頁面文字
在調查英國案例之後,良多決定和大學做律師的同學一起,把兩個孩子都留在身邊。律師、家庭,不斷協商,兩家人決定逐漸讓孩子每個週末慢慢到對方家裡留宿一日一夜,來習慣另一個家庭。第一個晚上:慶多沒有見過這麼小的家,布滿雜物的後院,名為忠治的狗窩,堆滿了貨物的店鋪,零件、商品、工具、儀器四處都是,第一頓晚飯,齋木一家喫飯時大家爭先恐後,狼吞虎嚥,慶多夾不到餃子也沒有人幫忙,慶多被忽視了。琉晴則是沒有見過這麼大的房間,在與父親的描述中,把良多的家稱為「和賓館一樣」,第一頓晚飯,良多和綠和精心準備的是牛肉火鍋,良多見琉晴握筷姿勢不正確,眼神雖有嫌棄,但是還是仔細矯正,滿是關心。第二個白天:習慣了一個人玩耍的慶多,第一次和這麼多小朋友一起看著雄大修好了玩具汽車,哄鬧在一起玩,十分歡樂,回家後仍是念念不忘,「琉晴的爸爸是能夠修好所有東西的,超級厲害」而琉晴,和陌生的綠和在良多的高級公寓裏,望著落地窗外的城市風景,玩著遊戲機,綠和雖然在一邊,但是卻無法搭上什麼話。只能織毛衣看著他獨自玩耍,琉晴顯然是對這樣的家感到無趣的,問道幾點了,綠和感受到了他要回家的心,說,那就回家吧。換子原因:鏡頭一轉,是良多和哥哥一同回家探望父親,從他們的對話得知,現在的母親暢子是父親在他們兄弟倆與母親離婚後再找的繼母,而良多從未稱呼他過母親。

可用資料

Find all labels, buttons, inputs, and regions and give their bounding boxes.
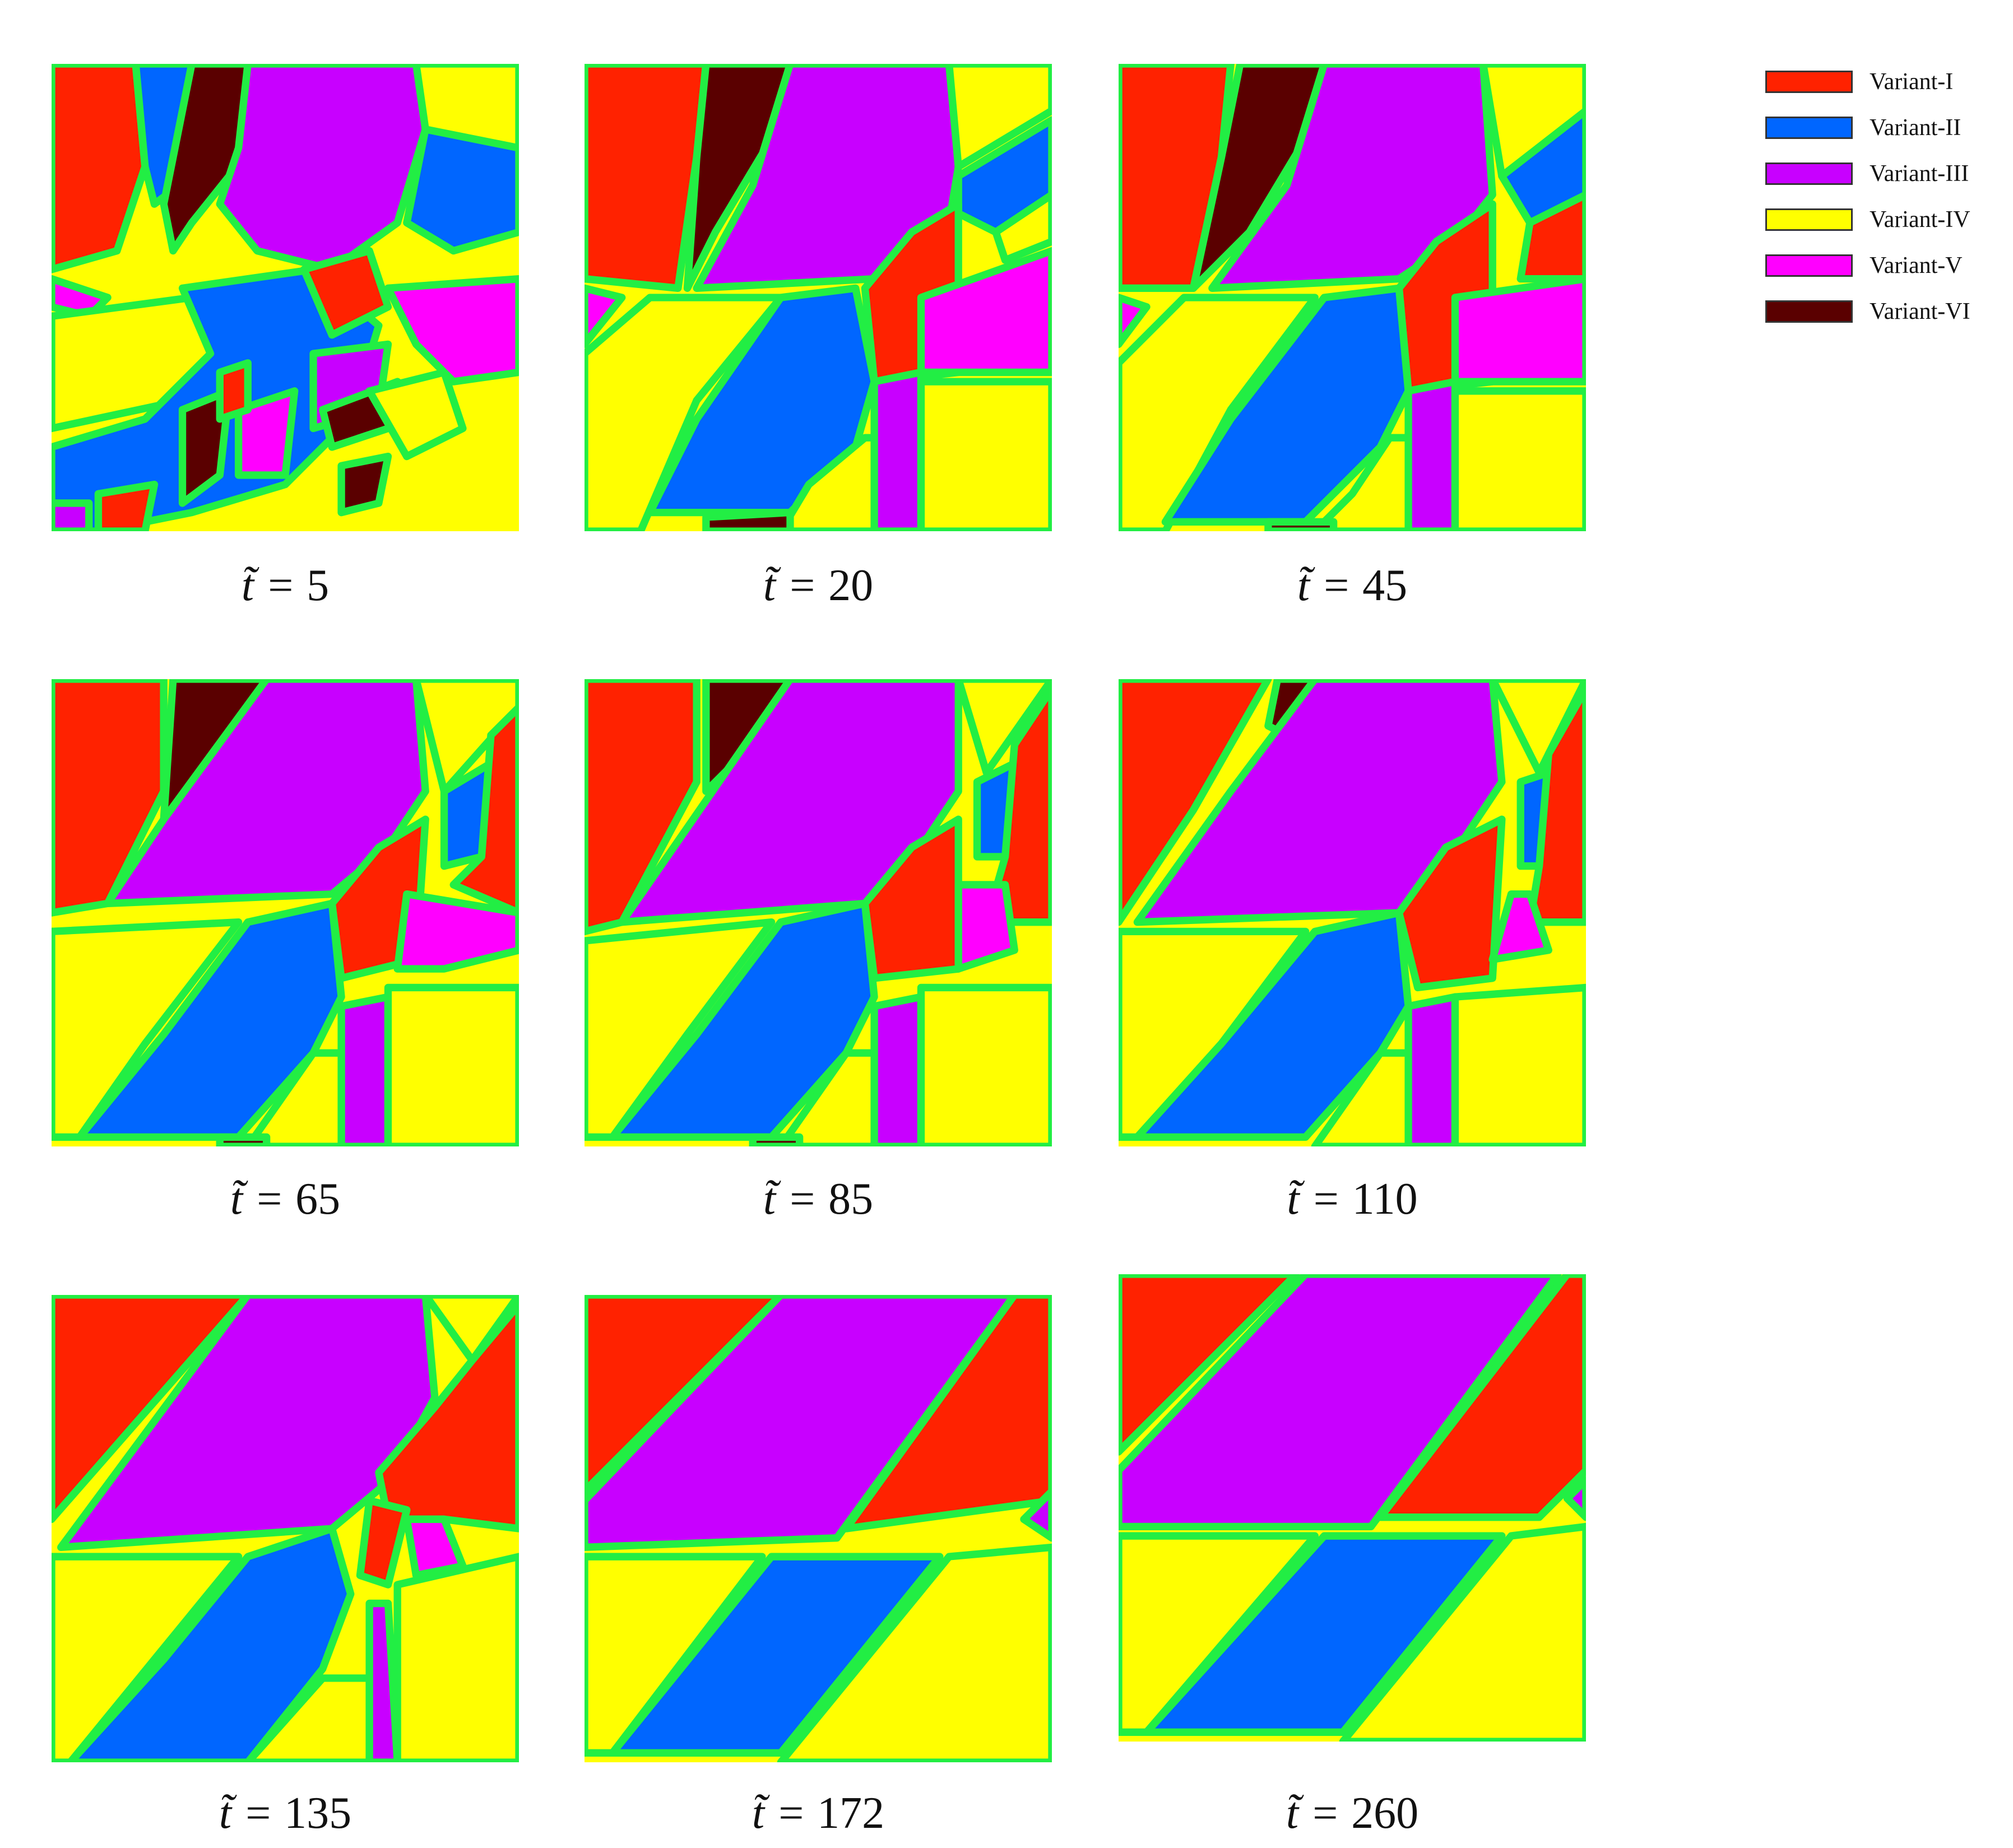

挑戰題 1
請把頁面文字中從「在調查英國案例之後,良多決定」起，一直到「母,而良多從未稱呼他過母親。」為止的那一段原封不動地回傳。
挑戰題 2
根據頁面文字，琉晴在良多家的第一頓晚飯，良多和綠和為他準備了什麼？
挑戰題 3
請接著這段講述兩家換子經過的頁面文字，從最後一句之後往下續寫。

練習解答 1
在調查英國案例之後,良多決定和大學做律師的同學一起,把兩個孩子都留在身邊。律師、家庭,不斷協商,兩家人決定逐漸讓孩子每個週末慢慢到對方家裡留宿一日一夜,來習慣另一個家庭。第一個晚上:慶多沒有見過這麼小的家,布滿雜物的後院,名為忠治的狗窩,堆滿了貨物的店鋪,零件、商品、工具、儀器四處都是,第一頓晚飯,齋木一家喫飯時大家爭先恐後,狼吞虎嚥,慶多夾不到餃子也沒有人幫忙,慶多被忽視了。琉晴則是沒有見過這麼大的房間,在與父親的描述中,把良多的家稱為「和賓館一樣」,第一頓晚飯,良多和綠和精心準備的是牛肉火鍋,良多見琉晴握筷姿勢不正確,眼神雖有嫌棄,但是還是仔細矯正,滿是關心。第二個白天:習慣了一個人玩耍的慶多,第一次和這麼多小朋友一起看著雄大修好了玩具汽車,哄鬧在一起玩,十分歡樂,回家後仍是念念不忘,「琉晴的爸爸是能夠修好所有東西的,超級厲害」而琉晴,和陌生的綠和在良多的高級公寓裏,望著落地窗外的城市風景,玩著遊戲機,綠和雖然在一邊,但是卻無法搭上什麼話。只能織毛衣看著他獨自玩耍,琉晴顯然是對這樣的家感到無趣的,問道幾點了,綠和感受到了他要回家的心,說,那就回家吧。換子原因:鏡頭一轉,是良多和哥哥一同回家探望父親,從他們的對話得知,現在的母親暢子是父親在他們兄弟倆與母親離婚後再找的繼母,而良多從未稱呼他過母親。

練習解答 2
他們精心準備的是牛肉火鍋。

練習解答 3
對於重新找了繼母的父親,良多是心有不滿的

從他們的聊天中可以得知:1. 良多不常回去,父親這次是裝病,他纔回去看望2. 不希望父親賭馬3. 介意年邁的父親和繼母做不體面的活4. 鄙夷父親固執傳統的父子:

得知了良多和慶多的事情,勸誡著早些換回來,血緣是最重要的,以後慶多會和你越來越梳遠。

「沒那麼簡單」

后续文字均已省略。